### INPUT ROWS ###
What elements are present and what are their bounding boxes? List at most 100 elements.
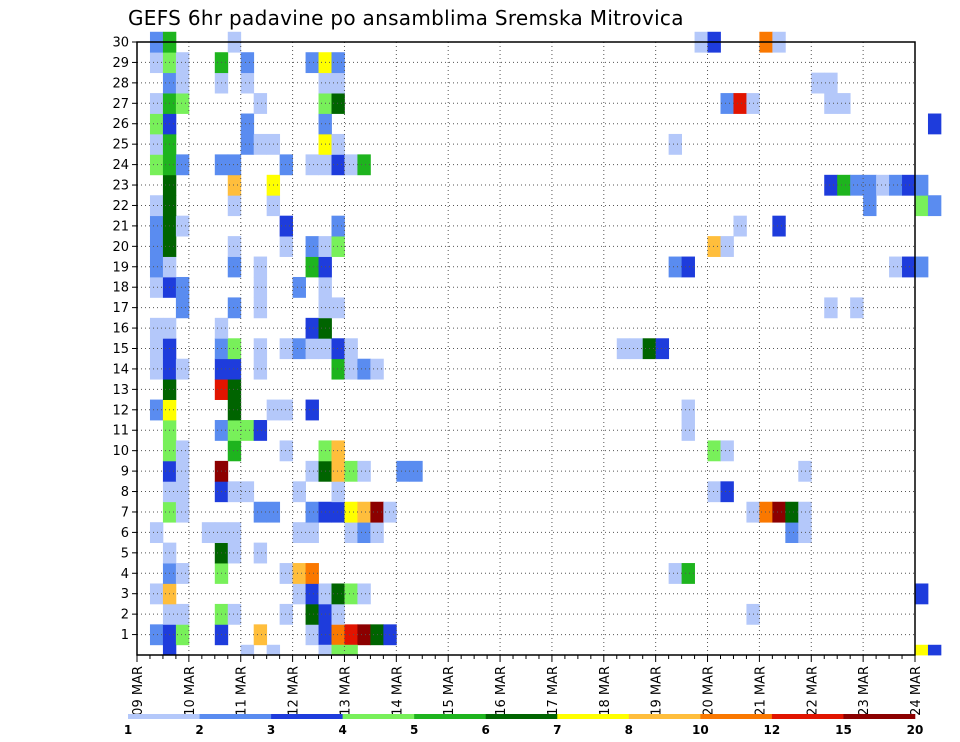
###
### INPUT ROWS ###
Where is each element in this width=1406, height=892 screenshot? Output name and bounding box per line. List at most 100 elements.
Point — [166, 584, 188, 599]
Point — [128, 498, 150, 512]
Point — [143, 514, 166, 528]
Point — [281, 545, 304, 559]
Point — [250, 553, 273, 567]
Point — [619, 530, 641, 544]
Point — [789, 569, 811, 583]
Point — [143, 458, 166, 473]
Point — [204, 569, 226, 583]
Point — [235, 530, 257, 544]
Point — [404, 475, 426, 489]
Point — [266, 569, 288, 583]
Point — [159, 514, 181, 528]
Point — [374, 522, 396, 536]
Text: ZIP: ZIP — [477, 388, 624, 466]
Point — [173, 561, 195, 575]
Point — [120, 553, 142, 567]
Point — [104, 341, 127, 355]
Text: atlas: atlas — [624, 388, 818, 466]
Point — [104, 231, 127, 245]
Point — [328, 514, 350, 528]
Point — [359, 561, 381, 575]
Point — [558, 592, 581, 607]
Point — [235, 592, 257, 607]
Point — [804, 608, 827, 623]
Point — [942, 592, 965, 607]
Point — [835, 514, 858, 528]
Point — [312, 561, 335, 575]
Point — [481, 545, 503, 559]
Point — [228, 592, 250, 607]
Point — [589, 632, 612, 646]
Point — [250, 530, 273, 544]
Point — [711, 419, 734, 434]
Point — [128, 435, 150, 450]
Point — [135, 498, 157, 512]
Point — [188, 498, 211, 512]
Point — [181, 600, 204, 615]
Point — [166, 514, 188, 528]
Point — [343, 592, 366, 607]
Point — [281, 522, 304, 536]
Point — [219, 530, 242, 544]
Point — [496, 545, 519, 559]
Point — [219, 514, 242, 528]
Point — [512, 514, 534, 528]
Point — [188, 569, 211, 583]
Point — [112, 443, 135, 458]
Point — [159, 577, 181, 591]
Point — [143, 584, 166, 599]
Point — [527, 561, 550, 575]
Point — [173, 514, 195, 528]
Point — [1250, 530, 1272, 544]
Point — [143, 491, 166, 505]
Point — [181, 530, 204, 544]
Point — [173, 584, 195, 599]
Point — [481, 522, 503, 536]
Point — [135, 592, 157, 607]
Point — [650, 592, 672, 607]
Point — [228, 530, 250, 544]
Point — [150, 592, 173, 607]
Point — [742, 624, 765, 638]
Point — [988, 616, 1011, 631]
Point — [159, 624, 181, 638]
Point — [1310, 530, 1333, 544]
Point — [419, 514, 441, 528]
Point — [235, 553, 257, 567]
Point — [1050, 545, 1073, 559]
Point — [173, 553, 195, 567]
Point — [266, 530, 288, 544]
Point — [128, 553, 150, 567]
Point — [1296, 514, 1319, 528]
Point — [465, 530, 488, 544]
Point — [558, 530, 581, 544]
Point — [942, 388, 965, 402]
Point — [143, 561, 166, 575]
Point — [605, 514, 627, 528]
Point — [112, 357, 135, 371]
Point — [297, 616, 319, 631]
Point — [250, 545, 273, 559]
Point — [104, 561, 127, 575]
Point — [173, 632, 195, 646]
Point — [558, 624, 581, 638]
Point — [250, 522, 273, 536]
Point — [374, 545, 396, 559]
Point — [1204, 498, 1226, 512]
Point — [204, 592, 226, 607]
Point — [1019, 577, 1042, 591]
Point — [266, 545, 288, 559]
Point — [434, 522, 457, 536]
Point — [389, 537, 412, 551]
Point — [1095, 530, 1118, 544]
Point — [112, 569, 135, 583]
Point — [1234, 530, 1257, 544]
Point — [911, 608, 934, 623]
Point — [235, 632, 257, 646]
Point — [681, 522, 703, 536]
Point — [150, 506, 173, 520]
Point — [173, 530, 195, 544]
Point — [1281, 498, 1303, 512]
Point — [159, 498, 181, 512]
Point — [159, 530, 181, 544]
###
### INPUT ROWS ###
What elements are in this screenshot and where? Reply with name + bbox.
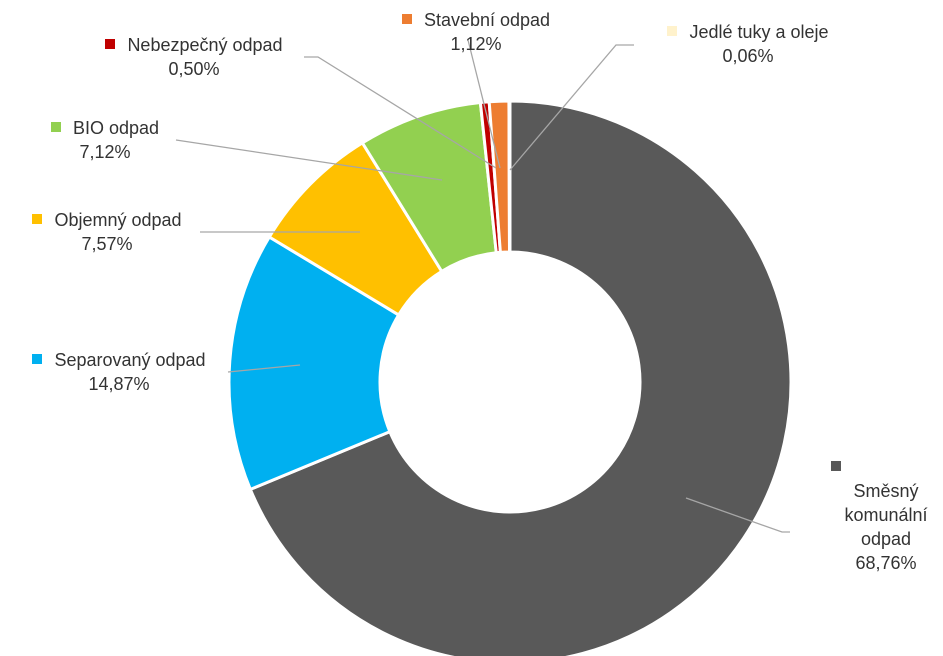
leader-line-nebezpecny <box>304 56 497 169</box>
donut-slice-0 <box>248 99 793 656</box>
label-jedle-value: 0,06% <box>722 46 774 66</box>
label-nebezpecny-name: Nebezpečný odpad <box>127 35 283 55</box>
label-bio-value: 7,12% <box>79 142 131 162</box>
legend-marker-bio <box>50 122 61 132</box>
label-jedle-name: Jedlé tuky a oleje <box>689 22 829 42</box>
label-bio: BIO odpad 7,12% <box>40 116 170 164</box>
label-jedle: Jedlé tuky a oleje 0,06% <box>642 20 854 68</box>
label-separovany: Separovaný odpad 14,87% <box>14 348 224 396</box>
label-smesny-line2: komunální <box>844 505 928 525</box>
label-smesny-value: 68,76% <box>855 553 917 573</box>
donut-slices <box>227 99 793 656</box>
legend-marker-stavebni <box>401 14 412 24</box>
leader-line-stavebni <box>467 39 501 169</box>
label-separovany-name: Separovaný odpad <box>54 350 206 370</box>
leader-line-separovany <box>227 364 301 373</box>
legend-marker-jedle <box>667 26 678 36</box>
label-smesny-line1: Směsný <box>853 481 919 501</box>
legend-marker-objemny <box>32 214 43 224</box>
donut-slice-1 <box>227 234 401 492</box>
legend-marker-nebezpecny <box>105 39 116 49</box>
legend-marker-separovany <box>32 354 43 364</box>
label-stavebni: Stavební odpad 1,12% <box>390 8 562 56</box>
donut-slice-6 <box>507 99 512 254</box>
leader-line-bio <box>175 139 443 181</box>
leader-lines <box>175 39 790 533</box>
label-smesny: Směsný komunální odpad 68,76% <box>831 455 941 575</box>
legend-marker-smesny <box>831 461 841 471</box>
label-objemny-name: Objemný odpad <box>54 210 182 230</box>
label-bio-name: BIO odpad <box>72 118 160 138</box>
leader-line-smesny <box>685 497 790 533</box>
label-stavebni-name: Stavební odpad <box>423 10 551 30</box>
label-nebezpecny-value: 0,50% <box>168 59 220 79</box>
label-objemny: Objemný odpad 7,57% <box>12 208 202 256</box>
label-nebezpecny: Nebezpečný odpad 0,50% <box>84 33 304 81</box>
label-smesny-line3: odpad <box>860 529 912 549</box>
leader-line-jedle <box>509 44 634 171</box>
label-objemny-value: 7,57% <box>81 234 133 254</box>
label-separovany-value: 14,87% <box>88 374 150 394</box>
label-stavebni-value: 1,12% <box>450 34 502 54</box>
###
WORK REQUIRED:
Copy out the lines between the one holding "Where is each" and the one holding "Point — [128, 553, 150, 567]", inclusive, with no changes.

WRITTEN RESPONSE:
Where is each element in this width=1406, height=892 screenshot? Output name and bounding box per line. List at most 100 elements.
Point — [166, 584, 188, 599]
Point — [128, 498, 150, 512]
Point — [143, 514, 166, 528]
Point — [281, 545, 304, 559]
Point — [250, 553, 273, 567]
Point — [619, 530, 641, 544]
Point — [789, 569, 811, 583]
Point — [143, 458, 166, 473]
Point — [204, 569, 226, 583]
Point — [235, 530, 257, 544]
Point — [404, 475, 426, 489]
Point — [266, 569, 288, 583]
Point — [159, 514, 181, 528]
Point — [374, 522, 396, 536]
Text: ZIP: ZIP — [477, 388, 624, 466]
Point — [173, 561, 195, 575]
Point — [120, 553, 142, 567]
Point — [104, 341, 127, 355]
Text: atlas: atlas — [624, 388, 818, 466]
Point — [104, 231, 127, 245]
Point — [328, 514, 350, 528]
Point — [359, 561, 381, 575]
Point — [558, 592, 581, 607]
Point — [235, 592, 257, 607]
Point — [804, 608, 827, 623]
Point — [942, 592, 965, 607]
Point — [835, 514, 858, 528]
Point — [312, 561, 335, 575]
Point — [481, 545, 503, 559]
Point — [228, 592, 250, 607]
Point — [589, 632, 612, 646]
Point — [250, 530, 273, 544]
Point — [711, 419, 734, 434]
Point — [128, 435, 150, 450]
Point — [135, 498, 157, 512]
Point — [188, 498, 211, 512]
Point — [181, 600, 204, 615]
Point — [166, 514, 188, 528]
Point — [343, 592, 366, 607]
Point — [281, 522, 304, 536]
Point — [219, 530, 242, 544]
Point — [496, 545, 519, 559]
Point — [219, 514, 242, 528]
Point — [512, 514, 534, 528]
Point — [188, 569, 211, 583]
Point — [112, 443, 135, 458]
Point — [159, 577, 181, 591]
Point — [143, 584, 166, 599]
Point — [527, 561, 550, 575]
Point — [173, 514, 195, 528]
Point — [1250, 530, 1272, 544]
Point — [143, 491, 166, 505]
Point — [181, 530, 204, 544]
Point — [173, 584, 195, 599]
Point — [481, 522, 503, 536]
Point — [135, 592, 157, 607]
Point — [650, 592, 672, 607]
Point — [228, 530, 250, 544]
Point — [150, 592, 173, 607]
Point — [742, 624, 765, 638]
Point — [988, 616, 1011, 631]
Point — [159, 624, 181, 638]
Point — [1310, 530, 1333, 544]
Point — [419, 514, 441, 528]
Point — [235, 553, 257, 567]
Point — [1050, 545, 1073, 559]
Point — [173, 553, 195, 567]
Point — [266, 530, 288, 544]
Point — [128, 553, 150, 567]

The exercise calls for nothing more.